§ THE EXERCISE:
Find every line with the word "khoán". Copy those lines.

----------------------------------------

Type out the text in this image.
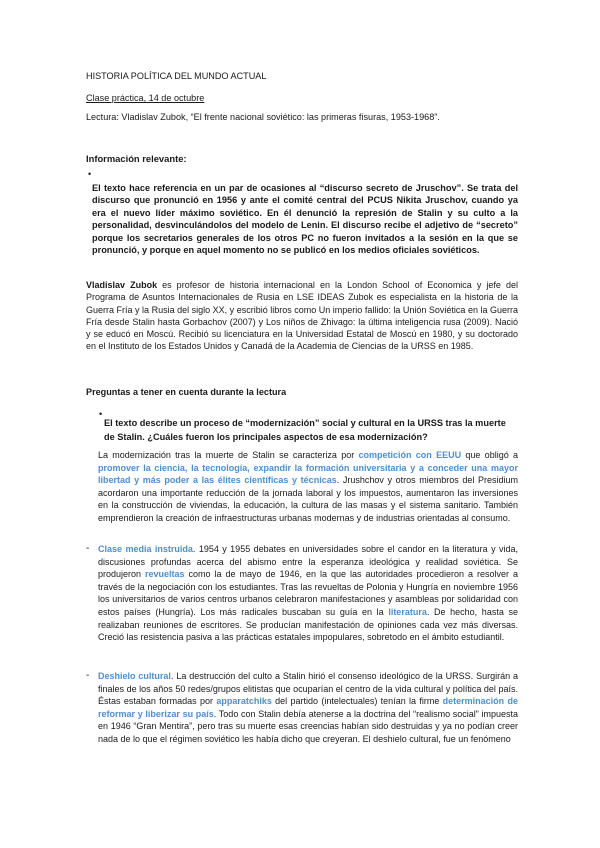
HISTORIA POLÍTICA DEL MUNDO ACTUAL

Clase práctica, 14 de octubre

Lectura: Vladislav Zubok, “El frente nacional soviético: las primeras fisuras, 1953-1968”.

Información relevante:

•

El texto hace referencia en un par de ocasiones al “discurso secreto de Jruschov”. Se trata del discurso que pronunció en 1956 y ante el comité central del PCUS Nikita Jruschov, cuando ya era el nuevo líder máximo soviético. En él denunció la represión de Stalin y su culto a la personalidad, desvinculándolos del modelo de Lenin. El discurso recibe el adjetivo de “secreto” porque los secretarios generales de los otros PC no fueron invitados a la sesión en la que se pronunció, y porque en aquel momento no se publicó en los medios oficiales soviéticos.

Vladislav Zubok es profesor de historia internacional en la London School of Economica y jefe del Programa de Asuntos Internacionales de Rusia en LSE IDEAS Zubok es especialista en la historia de la Guerra Fría y la Rusia del siglo XX, y escribió libros como Un imperio fallido: la Unión Soviética en la Guerra Fría desde Stalin hasta Gorbachov (2007) y Los niños de Zhivago: la última inteligencia rusa (2009). Nació y se educó en Moscú. Recibió su licenciatura en la Universidad Estatal de Moscú en 1980, y su doctorado en el Instituto de los Estados Unidos y Canadá de la Academia de Ciencias de la URSS en 1985.

Preguntas a tener en cuenta durante la lectura

•

El texto describe un proceso de “modernización” social y cultural en la URSS tras la muerte de Stalin. ¿Cuáles fueron los principales aspectos de esa modernización?

La modernización tras la muerte de Stalin se caracteriza por competición con EEUU que obligó a promover la ciencia, la tecnología, expandir la formación universitaria y a conceder una mayor libertad y más poder a las élites científicas y técnicas. Jrushchov y otros miembros del Presidium acordaron una importante reducción de la jornada laboral y los impuestos, aumentaron las inversiones en la construcción de viviendas, la educación, la cultura de las masas y el sistema sanitario. También emprendieron la creación de infraestructuras urbanas modernas y de industrias orientadas al consumo.

- Clase media instruida. 1954 y 1955 debates en universidades sobre el candor en la literatura y vida, discusiones profundas acerca del abismo entre la esperanza ideológica y realidad soviética. Se produjeron revueltas como la de mayo de 1946, en la que las autoridades procedieron a resolver a través de la negociación con los estudiantes. Tras las revueltas de Polonia y Hungría en noviembre 1956 los universitarios de varios centros urbanos celebraron manifestaciones y asambleas por solidaridad con estos países (Hungría). Los más radicales buscaban su guía en la literatura. De hecho, hasta se realizaban reuniones de escritores. Se producían manifestación de opiniones cada vez más diversas. Creció las resistencia pasiva a las prácticas estatales impopulares, sobretodo en el ámbito estudiantil.

- Deshielo cultural. La destrucción del culto a Stalin hirió el consenso ideológico de la URSS. Surgirán a finales de los años 50 redes/grupos elitistas que ocuparían el centro de la vida cultural y política del país. Éstas estaban formadas por apparatchiks del partido (intelectuales) tenían la firme determinación de reformar y liberizar su país. Todo con Stalin debía atenerse a la doctrina del “realismo social” impuesta en 1946 “Gran Mentira”, pero tras su muerte esas creencias habían sido destruidas y ya no podían creer nada de lo que el régimen soviético les había dicho que creyeran. El deshielo cultural, fue un fenómeno
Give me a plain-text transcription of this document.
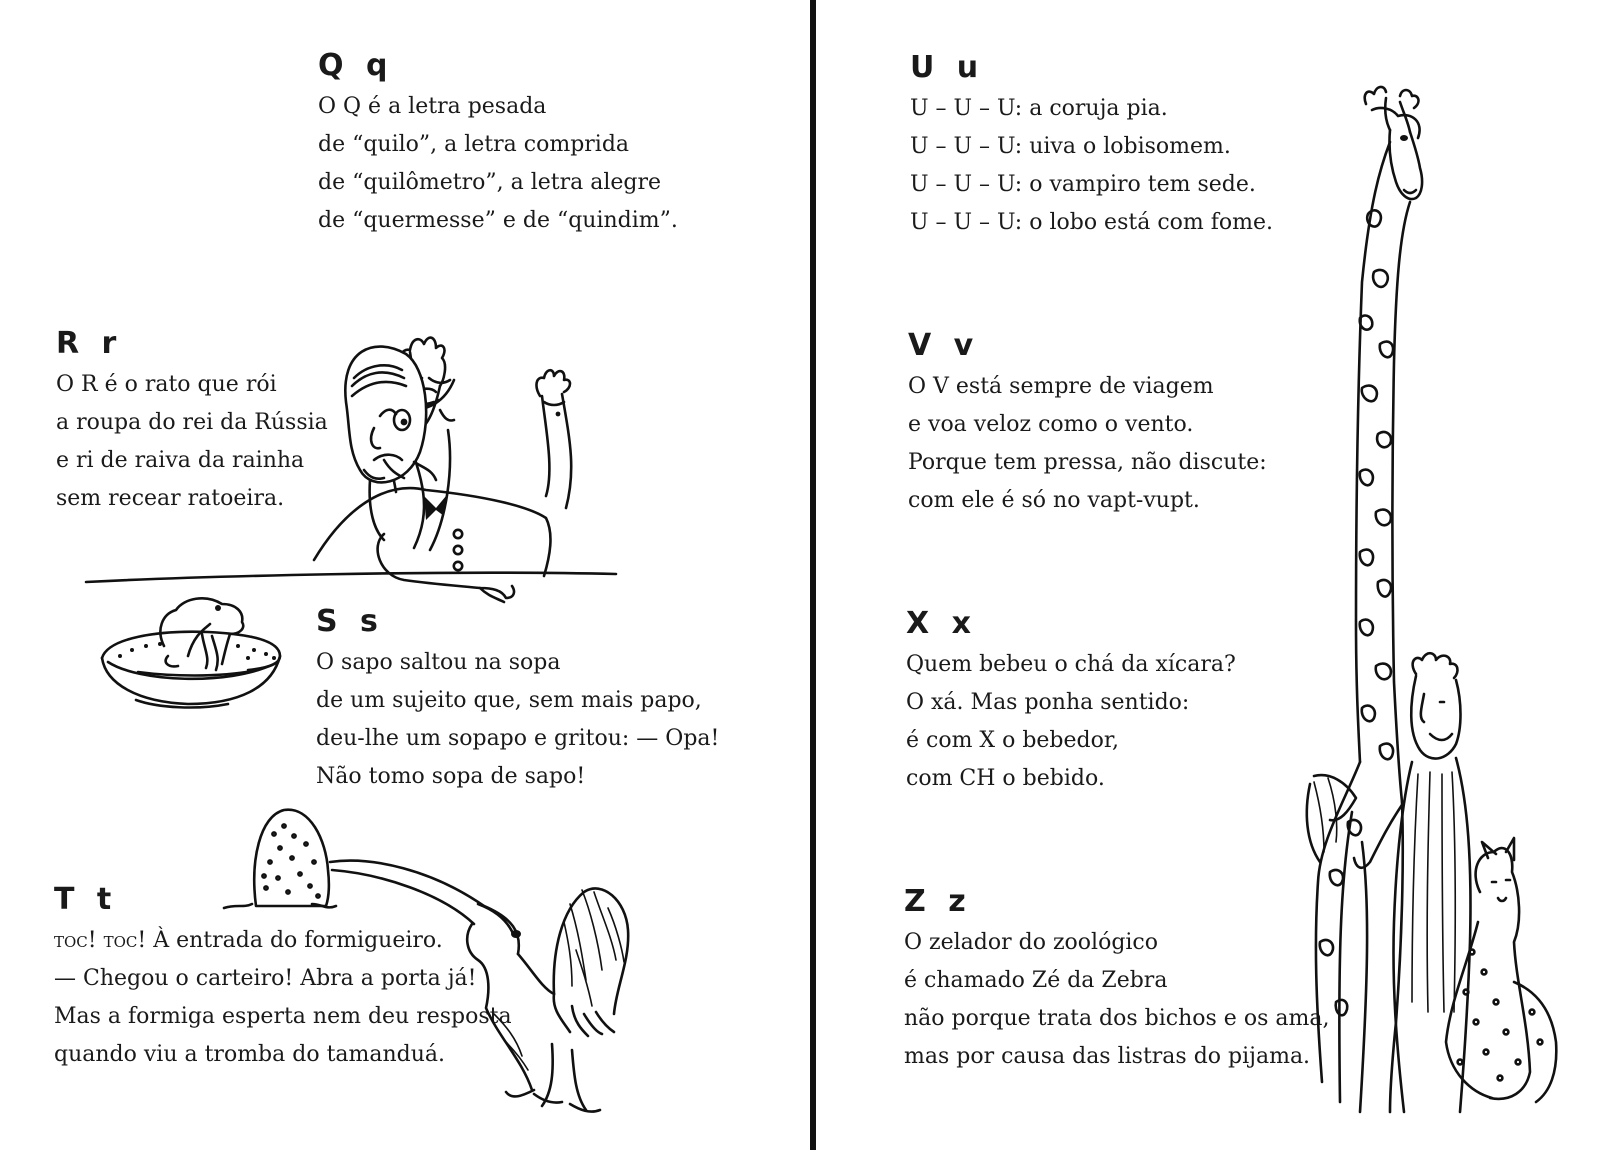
Q q

O Q é a letra pesada

de “quilo”, a letra comprida

de “quilômetro”, a letra alegre

de “quermesse” e de “quindim”.

R r

O R é o rato que rói

a roupa do rei da Rússia

e ri de raiva da rainha

sem recear ratoeira.

S s

O sapo saltou na sopa

de um sujeito que, sem mais papo,

deu-lhe um sopapo e gritou: — Opa!

Não tomo sopa de sapo!

T t

toc! toc! À entrada do formigueiro.

— Chegou o carteiro! Abra a porta já!

Mas a formiga esperta nem deu resposta

quando viu a tromba do tamanduá.

U u

U – U – U: a coruja pia.

U – U – U: uiva o lobisomem.

U – U – U: o vampiro tem sede.

U – U – U: o lobo está com fome.

V v

O V está sempre de viagem

e voa veloz como o vento.

Porque tem pressa, não discute:

com ele é só no vapt-vupt.

X x

Quem bebeu o chá da xícara?

O xá. Mas ponha sentido:

é com X o bebedor,

com CH o bebido.

Z z

O zelador do zoológico

é chamado Zé da Zebra

não porque trata dos bichos e os ama,

mas por causa das listras do pijama.
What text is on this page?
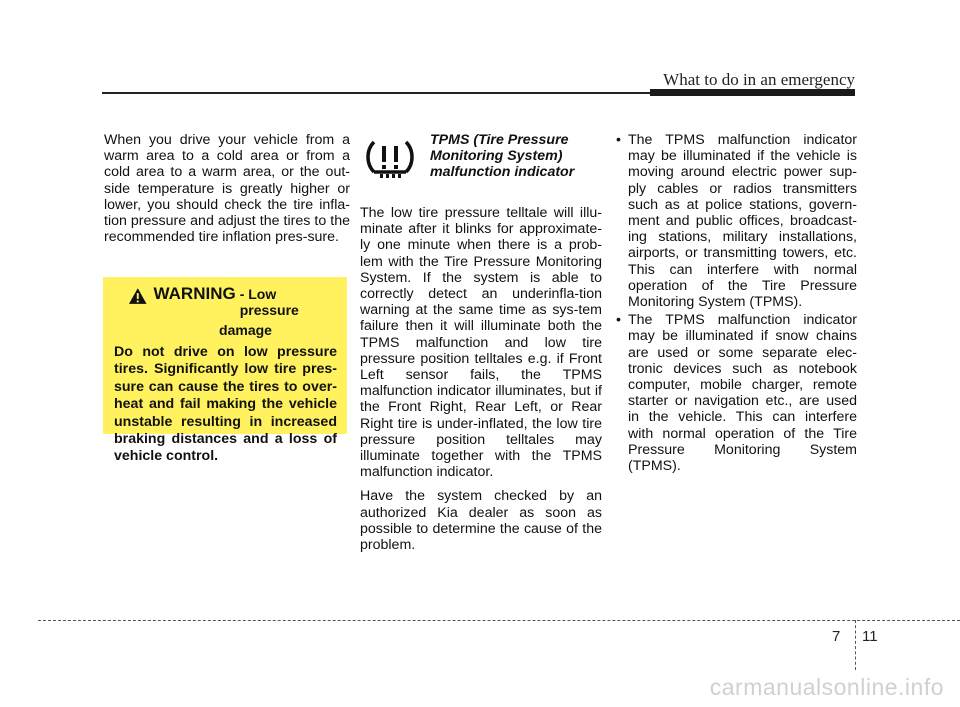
What to do in an emergency

When you drive your vehicle from a warm area to a cold area or from a cold area to a warm area, or the out-side temperature is greatly higher or lower, you should check the tire infla-tion pressure and adjust the tires to the recommended tire inflation pres-sure.

WARNING - Low pressure
damage
Do not drive on low pressure tires. Significantly low tire pres-sure can cause the tires to over-heat and fail making the vehicle unstable resulting in increased braking distances and a loss of vehicle control.
TPMS (Tire Pressure Monitoring System) malfunction indicator

The low tire pressure telltale will illu-minate after it blinks for approximate-ly one minute when there is a prob-lem with the Tire Pressure Monitoring System. If the system is able to correctly detect an underinfla-tion warning at the same time as sys-tem failure then it will illuminate both the TPMS malfunction and low tire pressure position telltales e.g. if Front Left sensor fails, the TPMS malfunction indicator illuminates, but if the Front Right, Rear Left, or Rear Right tire is under-inflated, the low tire pressure position telltales may illuminate together with the TPMS malfunction indicator.

Have the system checked by an authorized Kia dealer as soon as possible to determine the cause of the problem.

• The TPMS malfunction indicator may be illuminated if the vehicle is moving around electric power sup-ply cables or radios transmitters such as at police stations, govern-ment and public offices, broadcast-ing stations, military installations, airports, or transmitting towers, etc. This can interfere with normal operation of the Tire Pressure Monitoring System (TPMS).
• The TPMS malfunction indicator may be illuminated if snow chains are used or some separate elec-tronic devices such as notebook computer, mobile charger, remote starter or navigation etc., are used in the vehicle. This can interfere with normal operation of the Tire Pressure Monitoring System (TPMS).
7 11
carmanualsonline.info
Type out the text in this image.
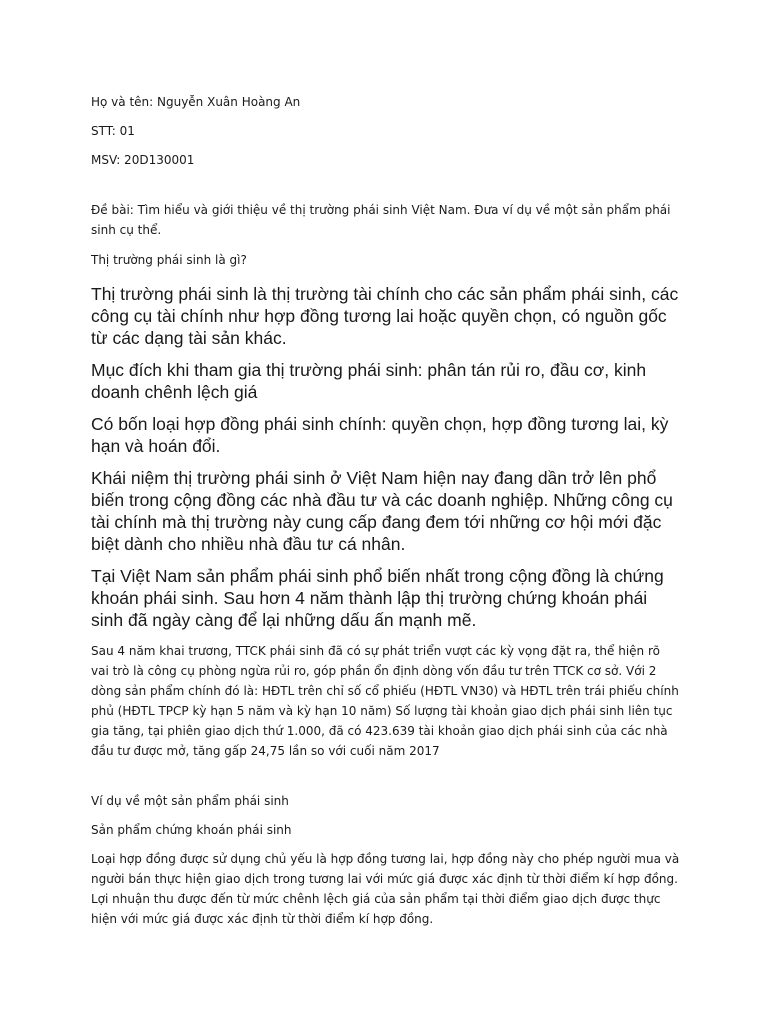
Họ và tên: Nguyễn Xuân Hoàng An

STT: 01

MSV: 20D130001

Đề bài: Tìm hiểu và giới thiệu về thị trường phái sinh Việt Nam. Đưa ví dụ về một sản phẩm phái sinh cụ thể.

Thị trường phái sinh là gì?

Thị trường phái sinh là thị trường tài chính cho các sản phẩm phái sinh, các công cụ tài chính như hợp đồng tương lai hoặc quyền chọn, có nguồn gốc từ các dạng tài sản khác.

Mục đích khi tham gia thị trường phái sinh: phân tán rủi ro, đầu cơ, kinh doanh chênh lệch giá

Có bốn loại hợp đồng phái sinh chính: quyền chọn, hợp đồng tương lai, kỳ hạn và hoán đổi.

Khái niệm thị trường phái sinh ở Việt Nam hiện nay đang dần trở lên phổ biến trong cộng đồng các nhà đầu tư và các doanh nghiệp. Những công cụ tài chính mà thị trường này cung cấp đang đem tới những cơ hội mới đặc biệt dành cho nhiều nhà đầu tư cá nhân.

Tại Việt Nam sản phẩm phái sinh phổ biến nhất trong cộng đồng là chứng khoán phái sinh. Sau hơn 4 năm thành lập thị trường chứng khoán phái sinh đã ngày càng để lại những dấu ấn mạnh mẽ.

Sau 4 năm khai trương, TTCK phái sinh đã có sự phát triển vượt các kỳ vọng đặt ra, thể hiện rõ vai trò là công cụ phòng ngừa rủi ro, góp phần ổn định dòng vốn đầu tư trên TTCK cơ sở. Với 2 dòng sản phẩm chính đó là: HĐTL trên chỉ số cổ phiếu (HĐTL VN30) và HĐTL trên trái phiếu chính phủ (HĐTL TPCP kỳ hạn 5 năm và kỳ hạn 10 năm) Số lượng tài khoản giao dịch phái sinh liên tục gia tăng, tại phiên giao dịch thứ 1.000, đã có 423.639 tài khoản giao dịch phái sinh của các nhà đầu tư được mở, tăng gấp 24,75 lần so với cuối năm 2017

Ví dụ về một sản phẩm phái sinh

Sản phẩm chứng khoán phái sinh

Loại hợp đồng được sử dụng chủ yếu là hợp đồng tương lai, hợp đồng này cho phép người mua và người bán thực hiện giao dịch trong tương lai với mức giá được xác định từ thời điểm kí hợp đồng. Lợi nhuận thu được đến từ mức chênh lệch giá của sản phẩm tại thời điểm giao dịch được thực hiện với mức giá được xác định từ thời điểm kí hợp đồng.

----------------------------------------

§ SOLUTION FOR THIS PROBLEM:
Tại Việt Nam sản phẩm phái sinh phổ biến nhất trong cộng đồng là chứng khoán phái sinh. Sau hơn 4 năm thành lập thị trường chứng khoán phái sinh đã ngày càng để lại những dấu ấn mạnh mẽ.
Sản phẩm chứng khoán phái sinh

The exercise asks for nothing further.